TASK DETAILS
The material below should be written out in full and exactly; pictures stay out of the copy.

TASK INPUTS
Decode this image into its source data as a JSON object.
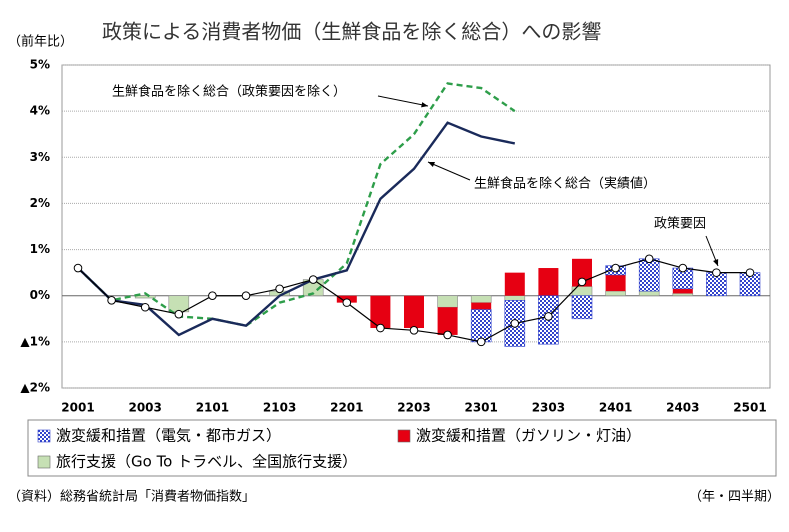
{
  "chart_data": {
    "type": "combo",
    "title": "政策による消費者物価（生鮮食品を除く総合）への影響",
    "y_label": "（前年比）",
    "x_label": "（年・四半期）",
    "source": "（資料）総務省統計局「消費者物価指数」",
    "categories": [
      "2001",
      null,
      "2003",
      null,
      "2101",
      null,
      "2103",
      null,
      "2201",
      null,
      "2203",
      null,
      "2301",
      null,
      "2303",
      null,
      "2401",
      null,
      "2403",
      null,
      "2501"
    ],
    "ylim": [
      -2,
      5
    ],
    "yticks": [
      {
        "value": -2,
        "label": "▲2%"
      },
      {
        "value": -1,
        "label": "▲1%"
      },
      {
        "value": 0,
        "label": "0%"
      },
      {
        "value": 1,
        "label": "1%"
      },
      {
        "value": 2,
        "label": "2%"
      },
      {
        "value": 3,
        "label": "3%"
      },
      {
        "value": 4,
        "label": "4%"
      },
      {
        "value": 5,
        "label": "5%"
      }
    ],
    "grid": true,
    "series": [
      {
        "name": "旅行支援（Go To トラベル、全国旅行支援）",
        "type": "bar",
        "color": "#c6e0b4",
        "values": [
          0,
          0,
          -0.05,
          -0.35,
          0,
          0,
          0.1,
          0.35,
          0,
          0,
          0,
          -0.25,
          -0.15,
          -0.1,
          0,
          0.2,
          0.1,
          0.1,
          0.05,
          0,
          0
        ]
      },
      {
        "name": "激変緩和措置（ガソリン・灯油）",
        "type": "bar",
        "color": "#e60012",
        "values": [
          0,
          0,
          0,
          0,
          0,
          0,
          0,
          0,
          -0.15,
          -0.7,
          -0.7,
          -0.6,
          -0.15,
          0.5,
          0.6,
          0.6,
          0.35,
          0,
          0.1,
          0,
          0
        ]
      },
      {
        "name": "激変緩和措置（電気・都市ガス）",
        "type": "bar",
        "color": "#3344cc",
        "hatch": true,
        "values": [
          0,
          0,
          0,
          0,
          0,
          0,
          0,
          0,
          0,
          0,
          0,
          0,
          -0.7,
          -1.0,
          -1.05,
          -0.5,
          0.2,
          0.7,
          0.45,
          0.5,
          0.5
        ]
      },
      {
        "name": "生鮮食品を除く総合（政策要因を除く）",
        "type": "line",
        "color": "#2e9e4a",
        "dash": true,
        "values": [
          0.6,
          -0.1,
          0.05,
          -0.45,
          -0.5,
          -0.65,
          -0.15,
          0.05,
          0.7,
          2.85,
          3.5,
          4.6,
          4.5,
          4.0,
          null,
          null,
          null,
          null,
          null,
          null,
          null
        ]
      },
      {
        "name": "生鮮食品を除く総合（実績値）",
        "type": "line",
        "color": "#1a2a5a",
        "values": [
          0.6,
          -0.1,
          -0.2,
          -0.85,
          -0.5,
          -0.65,
          0,
          0.35,
          0.55,
          2.1,
          2.75,
          3.75,
          3.45,
          3.3,
          null,
          null,
          null,
          null,
          null,
          null,
          null
        ]
      },
      {
        "name": "政策要因",
        "type": "line",
        "color": "#000000",
        "markers": true,
        "values": [
          0.6,
          -0.1,
          -0.25,
          -0.4,
          0,
          0,
          0.15,
          0.35,
          -0.15,
          -0.7,
          -0.75,
          -0.85,
          -1.0,
          -0.6,
          -0.45,
          0.3,
          0.6,
          0.8,
          0.6,
          0.5,
          0.5
        ]
      }
    ]
  }
}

SOLUTION TO THIS TASK
Decode this image into its source data as a JSON object.
{
  "chart_data": {
    "type": "combo",
    "title": "政策による消費者物価（生鮮食品を除く総合）への影響",
    "y_label": "（前年比）",
    "x_label": "（年・四半期）",
    "source": "（資料）総務省統計局「消費者物価指数」",
    "categories": [
      "2001",
      null,
      "2003",
      null,
      "2101",
      null,
      "2103",
      null,
      "2201",
      null,
      "2203",
      null,
      "2301",
      null,
      "2303",
      null,
      "2401",
      null,
      "2403",
      null,
      "2501"
    ],
    "ylim": [
      -2,
      5
    ],
    "yticks": [
      {
        "value": -2,
        "label": "▲2%"
      },
      {
        "value": -1,
        "label": "▲1%"
      },
      {
        "value": 0,
        "label": "0%"
      },
      {
        "value": 1,
        "label": "1%"
      },
      {
        "value": 2,
        "label": "2%"
      },
      {
        "value": 3,
        "label": "3%"
      },
      {
        "value": 4,
        "label": "4%"
      },
      {
        "value": 5,
        "label": "5%"
      }
    ],
    "grid": true,
    "series": [
      {
        "name": "旅行支援（Go To トラベル、全国旅行支援）",
        "type": "bar",
        "color": "#c6e0b4",
        "values": [
          0,
          0,
          -0.05,
          -0.35,
          0,
          0,
          0.1,
          0.35,
          0,
          0,
          0,
          -0.25,
          -0.15,
          -0.1,
          0,
          0.2,
          0.1,
          0.1,
          0.05,
          0,
          0
        ]
      },
      {
        "name": "激変緩和措置（ガソリン・灯油）",
        "type": "bar",
        "color": "#e60012",
        "values": [
          0,
          0,
          0,
          0,
          0,
          0,
          0,
          0,
          -0.15,
          -0.7,
          -0.7,
          -0.6,
          -0.15,
          0.5,
          0.6,
          0.6,
          0.35,
          0,
          0.1,
          0,
          0
        ]
      },
      {
        "name": "激変緩和措置（電気・都市ガス）",
        "type": "bar",
        "color": "#3344cc",
        "hatch": true,
        "values": [
          0,
          0,
          0,
          0,
          0,
          0,
          0,
          0,
          0,
          0,
          0,
          0,
          -0.7,
          -1.0,
          -1.05,
          -0.5,
          0.2,
          0.7,
          0.45,
          0.5,
          0.5
        ]
      },
      {
        "name": "生鮮食品を除く総合（政策要因を除く）",
        "type": "line",
        "color": "#2e9e4a",
        "dash": true,
        "values": [
          0.6,
          -0.1,
          0.05,
          -0.45,
          -0.5,
          -0.65,
          -0.15,
          0.05,
          0.7,
          2.85,
          3.5,
          4.6,
          4.5,
          4.0,
          null,
          null,
          null,
          null,
          null,
          null,
          null
        ]
      },
      {
        "name": "生鮮食品を除く総合（実績値）",
        "type": "line",
        "color": "#1a2a5a",
        "values": [
          0.6,
          -0.1,
          -0.2,
          -0.85,
          -0.5,
          -0.65,
          0,
          0.35,
          0.55,
          2.1,
          2.75,
          3.75,
          3.45,
          3.3,
          null,
          null,
          null,
          null,
          null,
          null,
          null
        ]
      },
      {
        "name": "政策要因",
        "type": "line",
        "color": "#000000",
        "markers": true,
        "values": [
          0.6,
          -0.1,
          -0.25,
          -0.4,
          0,
          0,
          0.15,
          0.35,
          -0.15,
          -0.7,
          -0.75,
          -0.85,
          -1.0,
          -0.6,
          -0.45,
          0.3,
          0.6,
          0.8,
          0.6,
          0.5,
          0.5
        ]
      }
    ]
  }
}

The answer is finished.